# START OF Dataset rows

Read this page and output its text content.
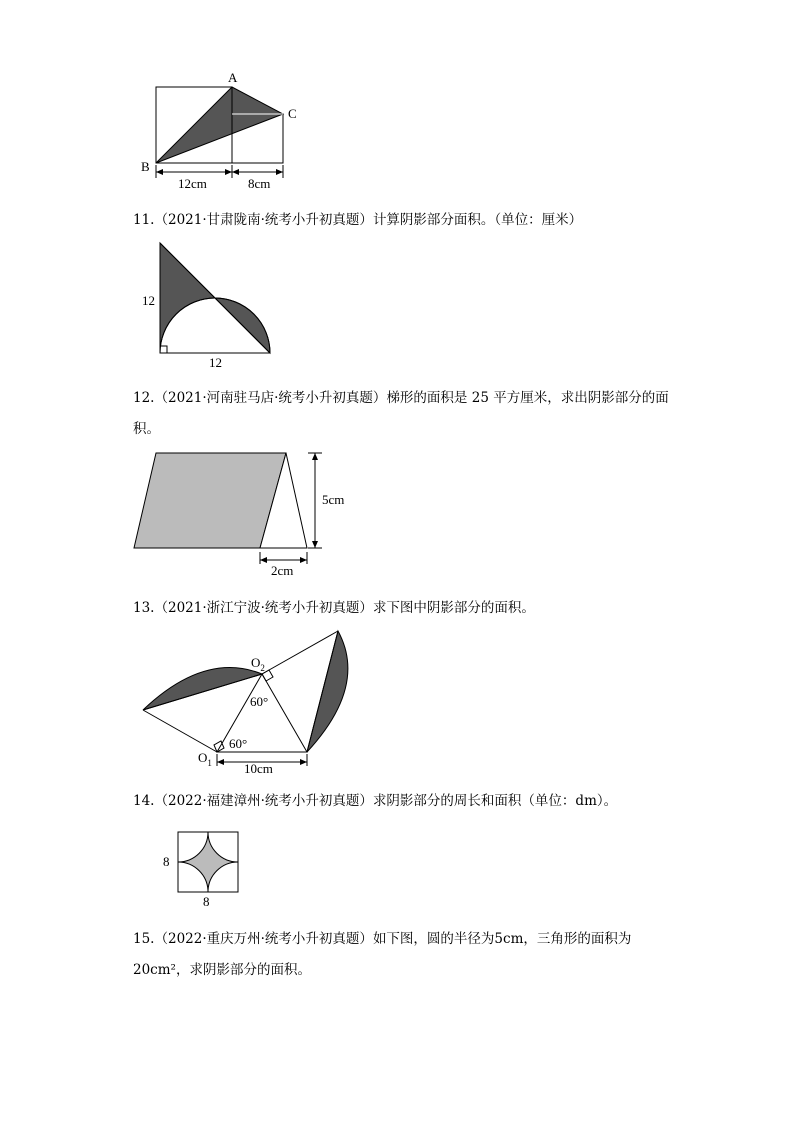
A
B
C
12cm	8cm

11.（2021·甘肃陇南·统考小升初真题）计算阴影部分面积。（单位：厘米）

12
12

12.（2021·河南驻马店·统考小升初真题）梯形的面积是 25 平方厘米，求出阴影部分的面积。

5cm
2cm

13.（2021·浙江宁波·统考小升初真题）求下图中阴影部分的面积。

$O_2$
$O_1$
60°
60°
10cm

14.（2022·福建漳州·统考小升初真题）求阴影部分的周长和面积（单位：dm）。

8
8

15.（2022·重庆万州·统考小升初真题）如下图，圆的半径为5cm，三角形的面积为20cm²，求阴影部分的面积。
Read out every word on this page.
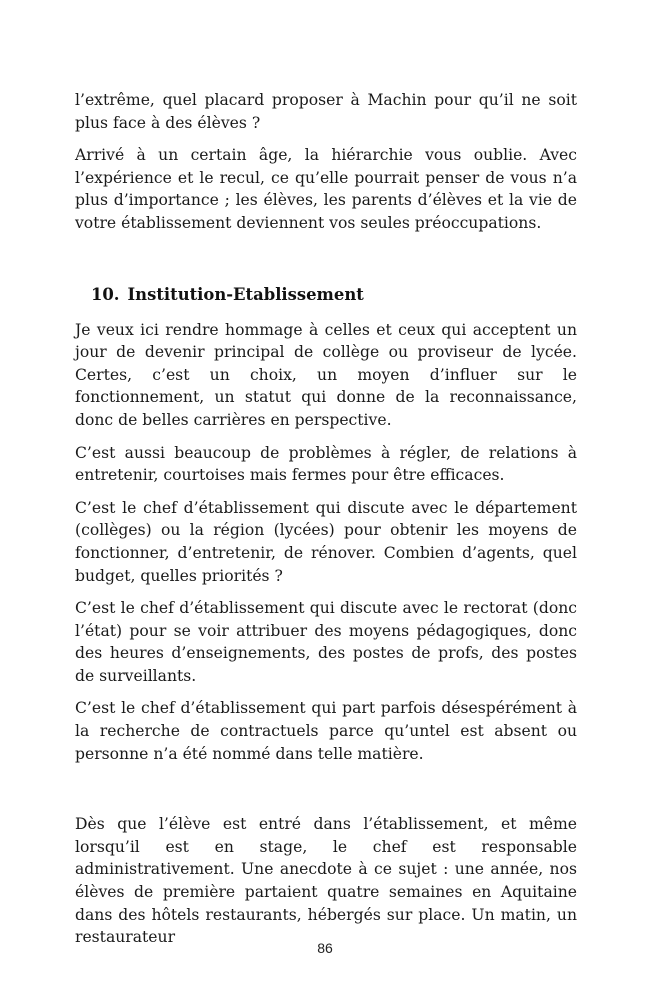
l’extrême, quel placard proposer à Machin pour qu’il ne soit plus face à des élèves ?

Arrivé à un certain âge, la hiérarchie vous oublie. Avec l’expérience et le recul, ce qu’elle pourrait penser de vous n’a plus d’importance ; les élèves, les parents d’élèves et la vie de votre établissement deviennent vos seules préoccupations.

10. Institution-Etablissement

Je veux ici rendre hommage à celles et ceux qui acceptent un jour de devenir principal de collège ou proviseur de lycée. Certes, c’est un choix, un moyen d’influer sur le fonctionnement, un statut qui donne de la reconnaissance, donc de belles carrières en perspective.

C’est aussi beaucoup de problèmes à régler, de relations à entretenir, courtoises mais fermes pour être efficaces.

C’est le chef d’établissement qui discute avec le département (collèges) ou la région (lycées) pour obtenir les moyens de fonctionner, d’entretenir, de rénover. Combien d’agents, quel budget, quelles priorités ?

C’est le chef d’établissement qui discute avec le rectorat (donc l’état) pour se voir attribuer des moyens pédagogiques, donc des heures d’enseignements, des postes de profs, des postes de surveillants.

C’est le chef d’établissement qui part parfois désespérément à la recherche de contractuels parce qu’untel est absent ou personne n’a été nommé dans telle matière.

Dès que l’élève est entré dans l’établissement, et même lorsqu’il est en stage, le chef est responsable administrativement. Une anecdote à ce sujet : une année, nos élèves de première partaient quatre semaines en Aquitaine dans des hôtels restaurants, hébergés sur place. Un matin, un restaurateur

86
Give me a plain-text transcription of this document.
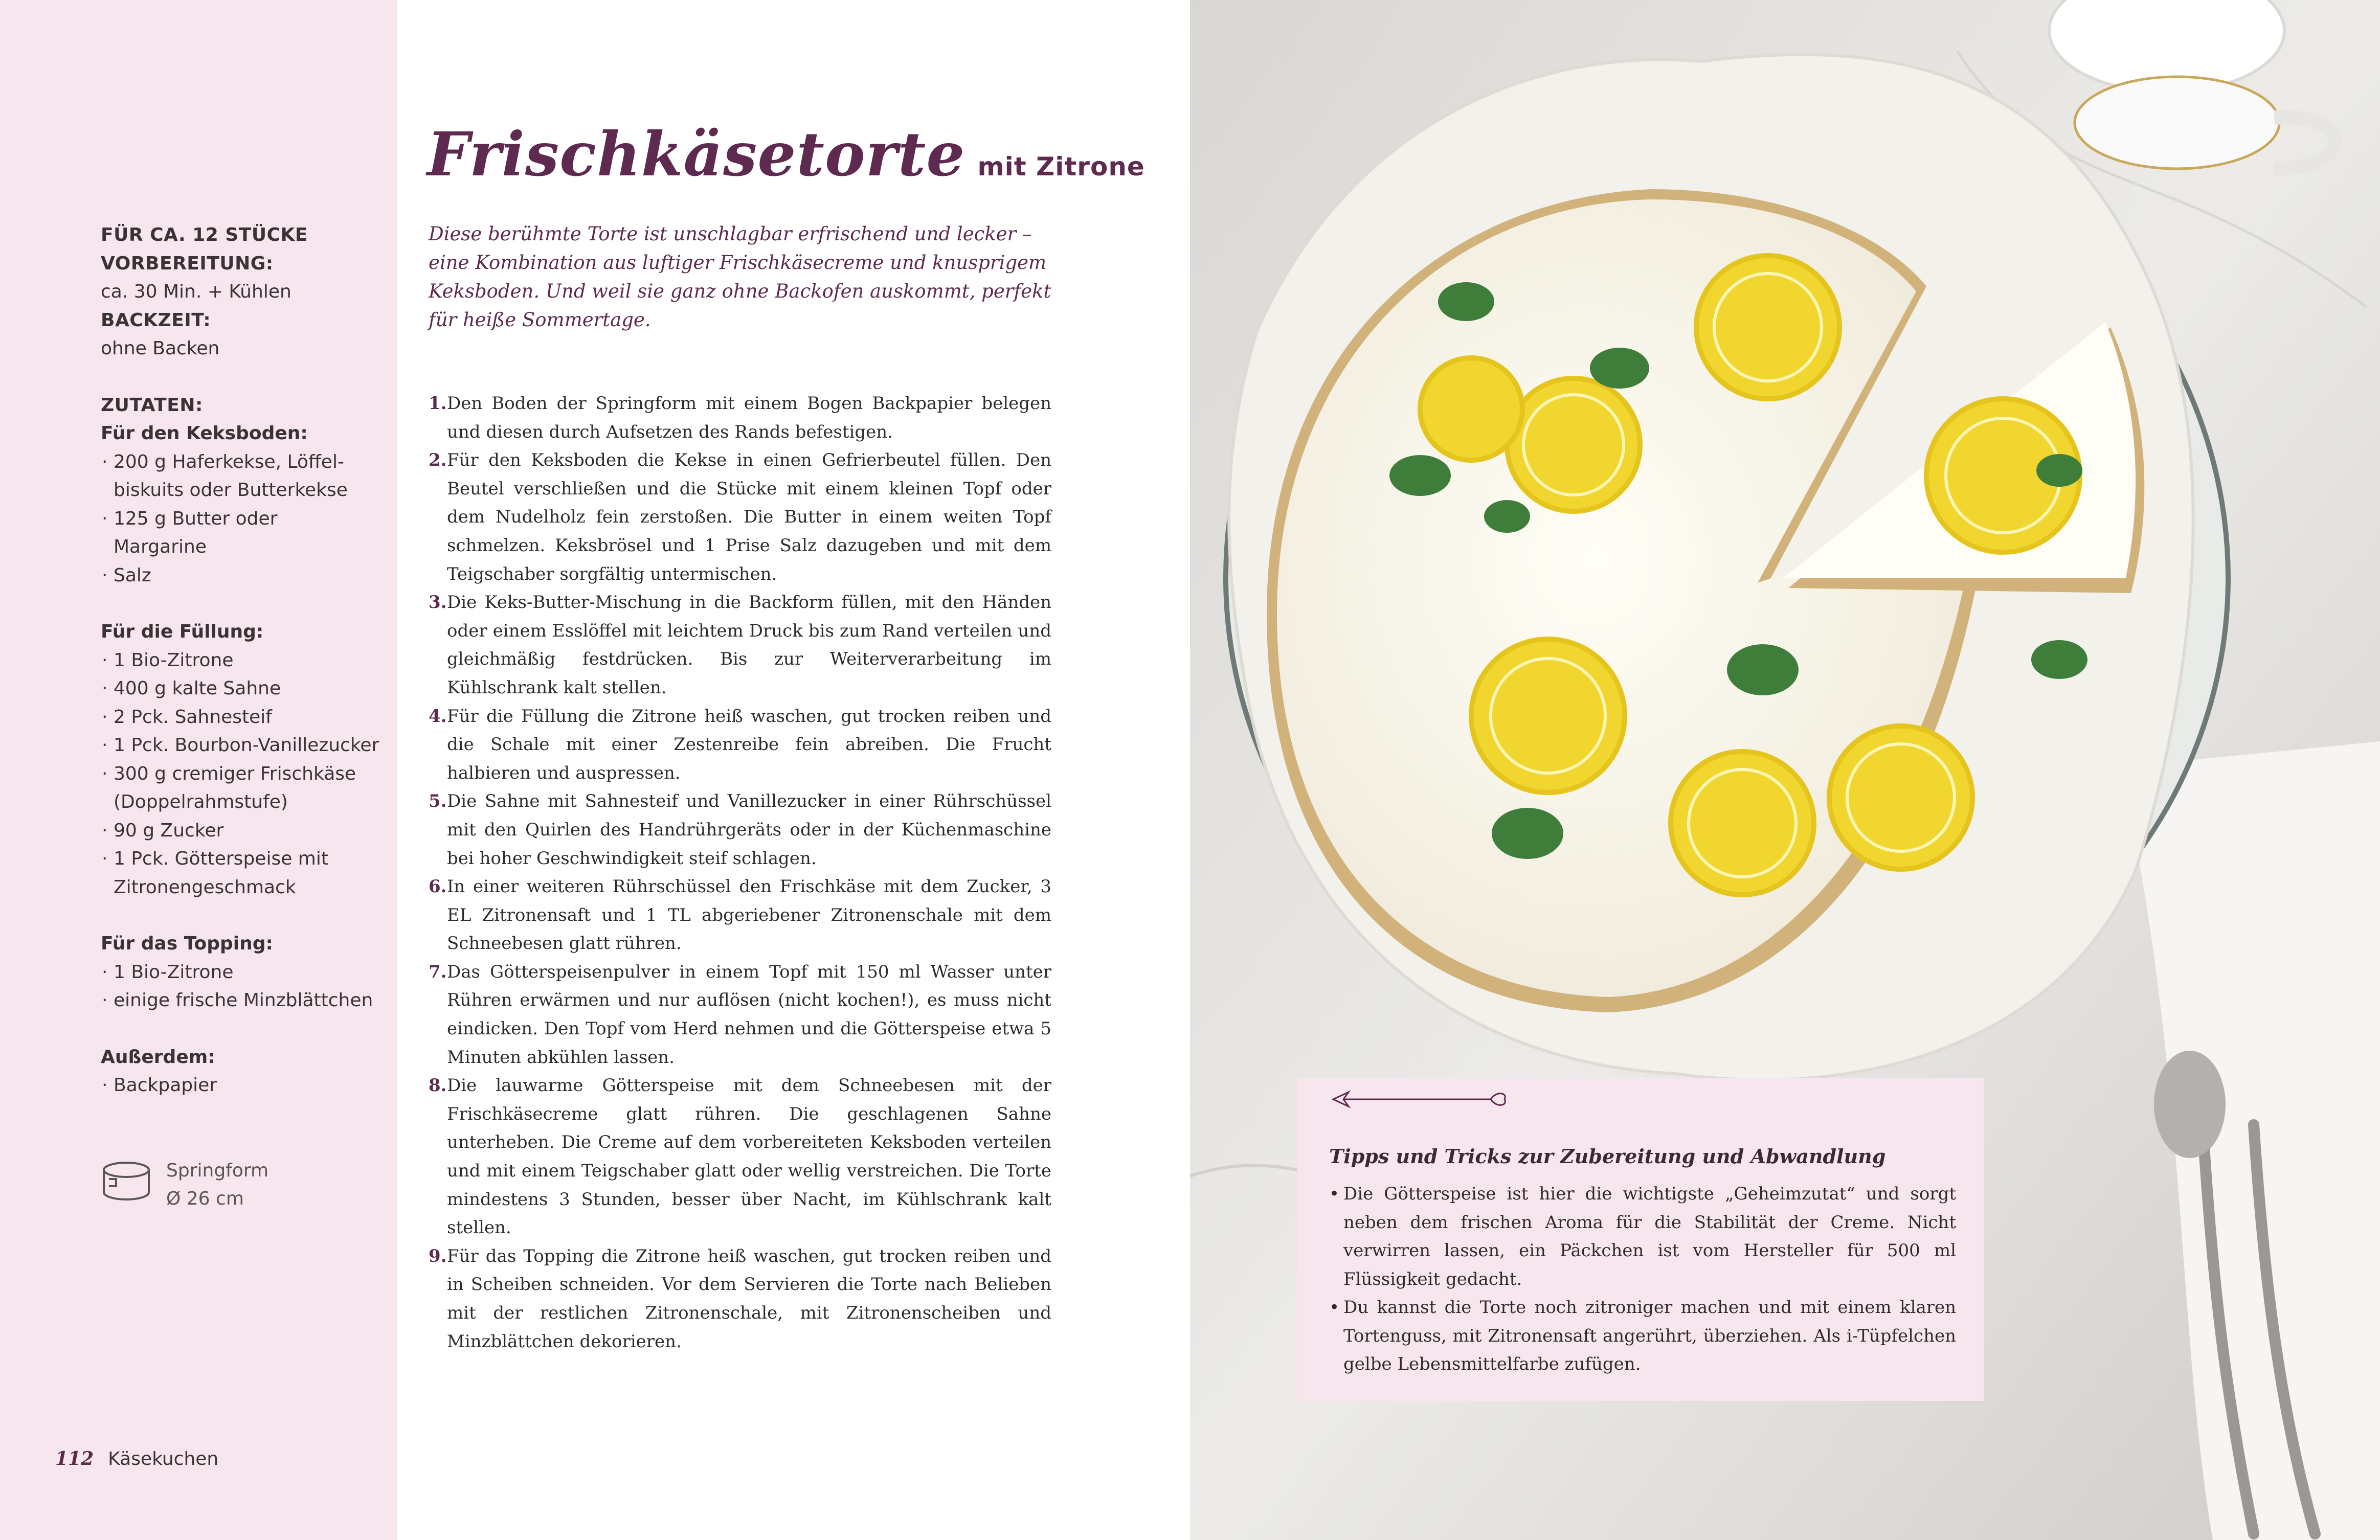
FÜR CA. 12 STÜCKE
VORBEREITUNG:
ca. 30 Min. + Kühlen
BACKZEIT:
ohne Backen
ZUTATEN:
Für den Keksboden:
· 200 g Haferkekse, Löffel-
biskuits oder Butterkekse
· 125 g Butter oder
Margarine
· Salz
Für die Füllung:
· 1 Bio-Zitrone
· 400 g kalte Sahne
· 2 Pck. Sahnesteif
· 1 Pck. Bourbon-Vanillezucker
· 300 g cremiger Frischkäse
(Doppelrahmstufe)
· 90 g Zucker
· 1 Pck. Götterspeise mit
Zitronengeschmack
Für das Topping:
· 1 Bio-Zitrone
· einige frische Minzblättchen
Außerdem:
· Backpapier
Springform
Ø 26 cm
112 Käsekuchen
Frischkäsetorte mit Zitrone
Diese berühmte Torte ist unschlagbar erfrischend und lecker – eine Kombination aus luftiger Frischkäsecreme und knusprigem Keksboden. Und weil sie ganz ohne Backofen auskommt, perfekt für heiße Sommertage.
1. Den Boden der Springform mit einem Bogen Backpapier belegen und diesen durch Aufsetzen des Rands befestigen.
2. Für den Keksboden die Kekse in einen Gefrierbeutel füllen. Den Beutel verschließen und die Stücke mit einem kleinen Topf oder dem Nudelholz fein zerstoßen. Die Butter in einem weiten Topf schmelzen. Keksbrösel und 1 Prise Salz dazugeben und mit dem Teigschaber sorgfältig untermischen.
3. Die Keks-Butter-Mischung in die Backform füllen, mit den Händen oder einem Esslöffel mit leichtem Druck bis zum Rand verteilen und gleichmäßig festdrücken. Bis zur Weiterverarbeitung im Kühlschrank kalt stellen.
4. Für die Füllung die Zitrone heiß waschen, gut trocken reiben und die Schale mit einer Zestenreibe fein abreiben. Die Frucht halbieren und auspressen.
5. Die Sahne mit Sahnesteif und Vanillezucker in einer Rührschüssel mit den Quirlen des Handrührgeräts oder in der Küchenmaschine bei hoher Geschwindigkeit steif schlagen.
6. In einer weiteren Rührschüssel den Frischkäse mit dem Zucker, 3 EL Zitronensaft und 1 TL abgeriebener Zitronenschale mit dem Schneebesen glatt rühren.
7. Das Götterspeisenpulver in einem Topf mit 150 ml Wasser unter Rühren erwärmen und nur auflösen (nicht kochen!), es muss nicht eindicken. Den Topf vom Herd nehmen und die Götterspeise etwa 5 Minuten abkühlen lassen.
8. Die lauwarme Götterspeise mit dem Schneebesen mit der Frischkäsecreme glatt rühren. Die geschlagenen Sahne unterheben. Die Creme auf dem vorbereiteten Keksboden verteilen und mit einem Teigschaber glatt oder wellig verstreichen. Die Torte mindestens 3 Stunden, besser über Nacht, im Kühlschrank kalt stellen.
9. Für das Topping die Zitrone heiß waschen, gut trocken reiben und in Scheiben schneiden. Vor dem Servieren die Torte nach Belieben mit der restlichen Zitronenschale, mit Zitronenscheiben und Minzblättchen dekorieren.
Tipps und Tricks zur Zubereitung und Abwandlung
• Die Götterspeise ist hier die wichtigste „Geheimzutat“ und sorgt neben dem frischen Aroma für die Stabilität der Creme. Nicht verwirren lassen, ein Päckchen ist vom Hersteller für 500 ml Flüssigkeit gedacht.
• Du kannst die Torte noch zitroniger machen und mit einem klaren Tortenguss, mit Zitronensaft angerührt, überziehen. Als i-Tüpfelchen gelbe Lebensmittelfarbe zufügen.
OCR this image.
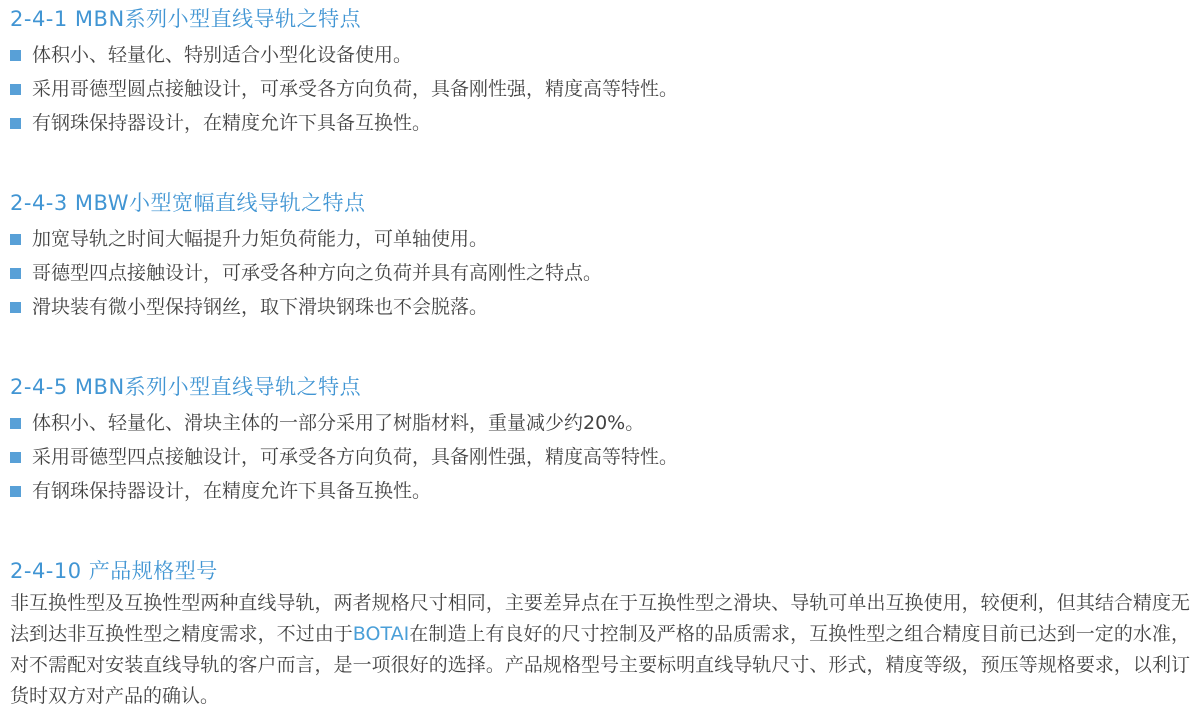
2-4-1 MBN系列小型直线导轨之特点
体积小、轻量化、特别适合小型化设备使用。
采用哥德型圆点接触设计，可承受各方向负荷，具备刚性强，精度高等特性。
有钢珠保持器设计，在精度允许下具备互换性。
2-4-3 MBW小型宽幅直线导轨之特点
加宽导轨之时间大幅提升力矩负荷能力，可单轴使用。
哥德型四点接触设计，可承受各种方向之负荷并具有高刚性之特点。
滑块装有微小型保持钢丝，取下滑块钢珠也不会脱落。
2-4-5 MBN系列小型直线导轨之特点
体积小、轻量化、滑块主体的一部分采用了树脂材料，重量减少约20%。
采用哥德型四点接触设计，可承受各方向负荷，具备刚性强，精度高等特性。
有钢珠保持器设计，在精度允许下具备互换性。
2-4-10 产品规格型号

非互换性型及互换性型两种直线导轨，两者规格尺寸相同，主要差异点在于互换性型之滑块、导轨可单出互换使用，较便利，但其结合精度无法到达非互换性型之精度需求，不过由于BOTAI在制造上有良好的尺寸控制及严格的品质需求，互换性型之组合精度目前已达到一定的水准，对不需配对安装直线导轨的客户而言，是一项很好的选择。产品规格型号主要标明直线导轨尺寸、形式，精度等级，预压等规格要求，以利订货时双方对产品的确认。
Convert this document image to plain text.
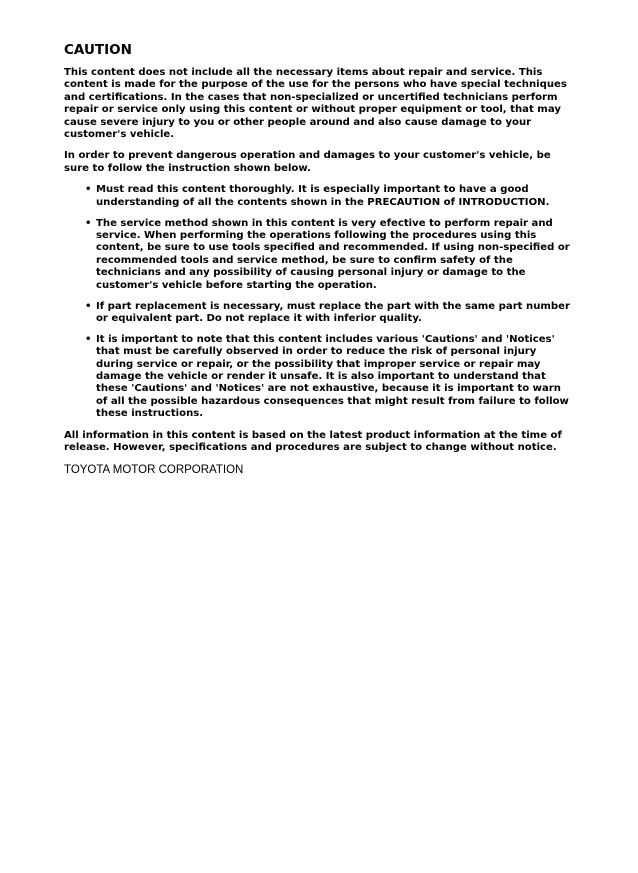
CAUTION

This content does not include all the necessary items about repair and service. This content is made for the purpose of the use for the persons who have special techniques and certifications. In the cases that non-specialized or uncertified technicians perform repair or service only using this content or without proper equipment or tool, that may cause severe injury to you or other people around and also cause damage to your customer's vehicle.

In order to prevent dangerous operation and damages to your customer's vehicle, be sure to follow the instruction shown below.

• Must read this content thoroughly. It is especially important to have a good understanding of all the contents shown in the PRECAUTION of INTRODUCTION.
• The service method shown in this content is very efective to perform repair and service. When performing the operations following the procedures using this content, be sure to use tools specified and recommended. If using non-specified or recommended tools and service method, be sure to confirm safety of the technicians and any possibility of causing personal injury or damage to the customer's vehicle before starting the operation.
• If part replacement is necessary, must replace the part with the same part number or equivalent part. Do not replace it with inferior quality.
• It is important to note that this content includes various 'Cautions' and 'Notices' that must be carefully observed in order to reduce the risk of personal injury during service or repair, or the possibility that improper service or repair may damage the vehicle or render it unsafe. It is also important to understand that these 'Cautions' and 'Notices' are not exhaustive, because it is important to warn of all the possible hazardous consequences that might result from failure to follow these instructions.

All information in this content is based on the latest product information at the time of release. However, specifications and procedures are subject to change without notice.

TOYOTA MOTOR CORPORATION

# END OF Dataset rows

# Problem to work on:
In the records above, locate the lines holding the word "Backpapier". Copy each of them.

# The output:
· Backpapier
1. Den Boden der Springform mit einem Bogen Backpapier belegen und diesen durch Aufsetzen des Rands befestigen.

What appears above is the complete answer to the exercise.